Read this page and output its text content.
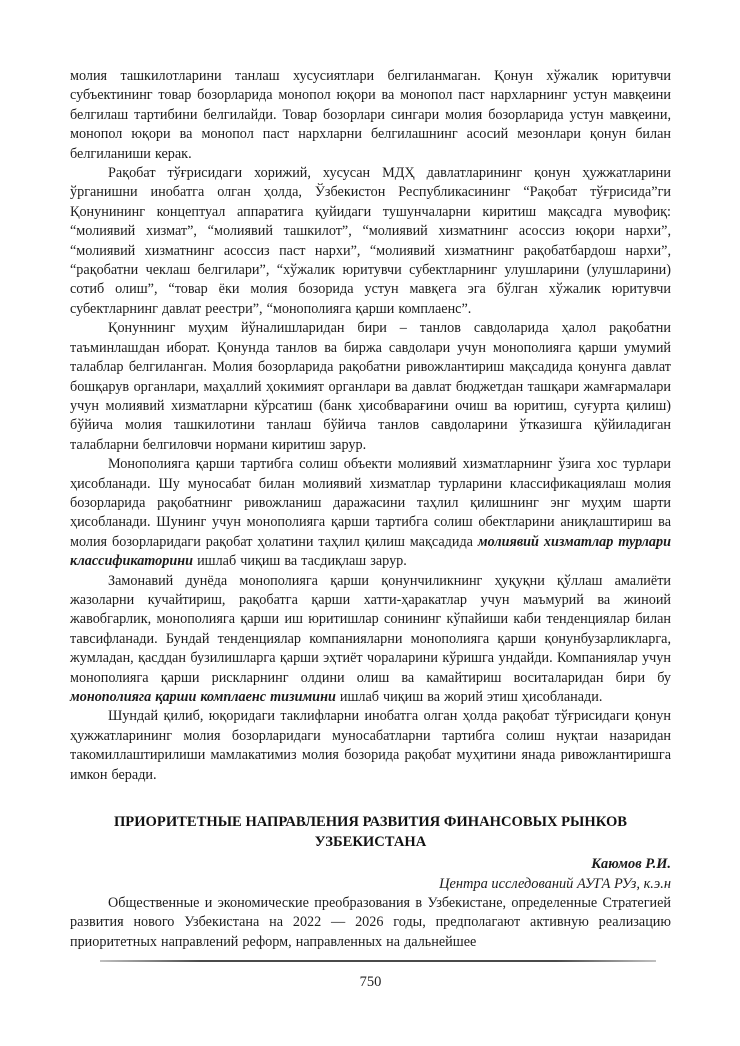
молия ташкилотларини танлаш хусусиятлари белгиланмаган. Қонун хўжалик юритувчи субъектининг товар бозорларида монопол юқори ва монопол паст нархларнинг устун мавқеини белгилаш тартибини белгилайди. Товар бозорлари сингари молия бозорларида устун мавқеини, монопол юқори ва монопол паст нархларни белгилашнинг асосий мезонлари қонун билан белгиланиши керак.

Рақобат тўғрисидаги хорижий, хусусан МДҲ давлатларининг қонун ҳужжатларини ўрганишни инобатга олган ҳолда, Ўзбекистон Республикасининг “Рақобат тўғрисида”ги Қонунининг концептуал аппаратига қуйидаги тушунчаларни киритиш мақсадга мувофиқ: “молиявий хизмат”, “молиявий ташкилот”, “молиявий хизматнинг асоссиз юқори нархи”, “молиявий хизматнинг асоссиз паст нархи”, “молиявий хизматнинг рақобатбардош нархи”, “рақобатни чеклаш белгилари”, “хўжалик юритувчи субектларнинг улушларини (улушларини) сотиб олиш”, “товар ёки молия бозорида устун мавқега эга бўлган хўжалик юритувчи субектларнинг давлат реестри”, “монополияга қарши комплаенс”.

Қонуннинг муҳим йўналишларидан бири – танлов савдоларида ҳалол рақобатни таъминлашдан иборат. Қонунда танлов ва биржа савдолари учун монополияга қарши умумий талаблар белгиланган. Молия бозорларида рақобатни ривожлантириш мақсадида қонунга давлат бошқарув органлари, маҳаллий ҳокимият органлари ва давлат бюджетдан ташқари жамғармалари учун молиявий хизматларни кўрсатиш (банк ҳисобварағини очиш ва юритиш, суғурта қилиш) бўйича молия ташкилотини танлаш бўйича танлов савдоларини ўтказишга қўйиладиган талабларни белгиловчи нормани киритиш зарур.

Монополияга қарши тартибга солиш объекти молиявий хизматларнинг ўзига хос турлари ҳисобланади. Шу муносабат билан молиявий хизматлар турларини классификациялаш молия бозорларида рақобатнинг ривожланиш даражасини таҳлил қилишнинг энг муҳим шарти ҳисобланади. Шунинг учун монополияга қарши тартибга солиш обектларини аниқлаштириш ва молия бозорларидаги рақобат ҳолатини таҳлил қилиш мақсадида молиявий хизматлар турлари классификаторини ишлаб чиқиш ва тасдиқлаш зарур.

Замонавий дунёда монополияга қарши қонунчиликнинг ҳуқуқни қўллаш амалиёти жазоларни кучайтириш, рақобатга қарши хатти-ҳаракатлар учун маъмурий ва жиноий жавобгарлик, монополияга қарши иш юритишлар сонининг кўпайиши каби тенденциялар билан тавсифланади. Бундай тенденциялар компанияларни монополияга қарши қонунбузарликларга, жумладан, қасддан бузилишларга қарши эҳтиёт чораларини кўришга ундайди. Компаниялар учун монополияга қарши рискларнинг олдини олиш ва камайтириш воситаларидан бири бу монополияга қарши комплаенс тизимини ишлаб чиқиш ва жорий этиш ҳисобланади.

Шундай қилиб, юқоридаги таклифларни инобатга олган ҳолда рақобат тўғрисидаги қонун ҳужжатларининг молия бозорларидаги муносабатларни тартибга солиш нуқтаи назаридан такомиллаштирилиши мамлакатимиз молия бозорида рақобат муҳитини янада ривожлантиришга имкон беради.

ПРИОРИТЕТНЫЕ НАПРАВЛЕНИЯ РАЗВИТИЯ ФИНАНСОВЫХ РЫНКОВ УЗБЕКИСТАНА
Каюмов Р.И.
Центра исследований АУГА РУз, к.э.н

Общественные и экономические преобразования в Узбекистане, определенные Стратегией развития нового Узбекистана на 2022 — 2026 годы, предполагают активную реализацию приоритетных направлений реформ, направленных на дальнейшее

750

###

- _Do this_
Output the entries above exactly, without their pictures.

- _Problem solution_
Read this page and output its text content.
молия ташкилотларини танлаш хусусиятлари белгиланмаган. Қонун хўжалик юритувчи субъектининг товар бозорларида монопол юқори ва монопол паст нархларнинг устун мавқеини белгилаш тартибини белгилайди. Товар бозорлари сингари молия бозорларида устун мавқеини, монопол юқори ва монопол паст нархларни белгилашнинг асосий мезонлари қонун билан белгиланиши керак.

Рақобат тўғрисидаги хорижий, хусусан МДҲ давлатларининг қонун ҳужжатларини ўрганишни инобатга олган ҳолда, Ўзбекистон Республикасининг “Рақобат тўғрисида”ги Қонунининг концептуал аппаратига қуйидаги тушунчаларни киритиш мақсадга мувофиқ: “молиявий хизмат”, “молиявий ташкилот”, “молиявий хизматнинг асоссиз юқори нархи”, “молиявий хизматнинг асоссиз паст нархи”, “молиявий хизматнинг рақобатбардош нархи”, “рақобатни чеклаш белгилари”, “хўжалик юритувчи субектларнинг улушларини (улушларини) сотиб олиш”, “товар ёки молия бозорида устун мавқега эга бўлган хўжалик юритувчи субектларнинг давлат реестри”, “монополияга қарши комплаенс”.

Қонуннинг муҳим йўналишларидан бири – танлов савдоларида ҳалол рақобатни таъминлашдан иборат. Қонунда танлов ва биржа савдолари учун монополияга қарши умумий талаблар белгиланган. Молия бозорларида рақобатни ривожлантириш мақсадида қонунга давлат бошқарув органлари, маҳаллий ҳокимият органлари ва давлат бюджетдан ташқари жамғармалари учун молиявий хизматларни кўрсатиш (банк ҳисобварағини очиш ва юритиш, суғурта қилиш) бўйича молия ташкилотини танлаш бўйича танлов савдоларини ўтказишга қўйиладиган талабларни белгиловчи нормани киритиш зарур.

Монополияга қарши тартибга солиш объекти молиявий хизматларнинг ўзига хос турлари ҳисобланади. Шу муносабат билан молиявий хизматлар турларини классификациялаш молия бозорларида рақобатнинг ривожланиш даражасини таҳлил қилишнинг энг муҳим шарти ҳисобланади. Шунинг учун монополияга қарши тартибга солиш обектларини аниқлаштириш ва молия бозорларидаги рақобат ҳолатини таҳлил қилиш мақсадида молиявий хизматлар турлари классификаторини ишлаб чиқиш ва тасдиқлаш зарур.

Замонавий дунёда монополияга қарши қонунчиликнинг ҳуқуқни қўллаш амалиёти жазоларни кучайтириш, рақобатга қарши хатти-ҳаракатлар учун маъмурий ва жиноий жавобгарлик, монополияга қарши иш юритишлар сонининг кўпайиши каби тенденциялар билан тавсифланади. Бундай тенденциялар компанияларни монополияга қарши қонунбузарликларга, жумладан, қасддан бузилишларга қарши эҳтиёт чораларини кўришга ундайди. Компаниялар учун монополияга қарши рискларнинг олдини олиш ва камайтириш воситаларидан бири бу монополияга қарши комплаенс тизимини ишлаб чиқиш ва жорий этиш ҳисобланади.

Шундай қилиб, юқоридаги таклифларни инобатга олган ҳолда рақобат тўғрисидаги қонун ҳужжатларининг молия бозорларидаги муносабатларни тартибга солиш нуқтаи назаридан такомиллаштирилиши мамлакатимиз молия бозорида рақобат муҳитини янада ривожлантиришга имкон беради.

ПРИОРИТЕТНЫЕ НАПРАВЛЕНИЯ РАЗВИТИЯ ФИНАНСОВЫХ РЫНКОВ УЗБЕКИСТАНА
Каюмов Р.И.
Центра исследований АУГА РУз, к.э.н

Общественные и экономические преобразования в Узбекистане, определенные Стратегией развития нового Узбекистана на 2022 — 2026 годы, предполагают активную реализацию приоритетных направлений реформ, направленных на дальнейшее

750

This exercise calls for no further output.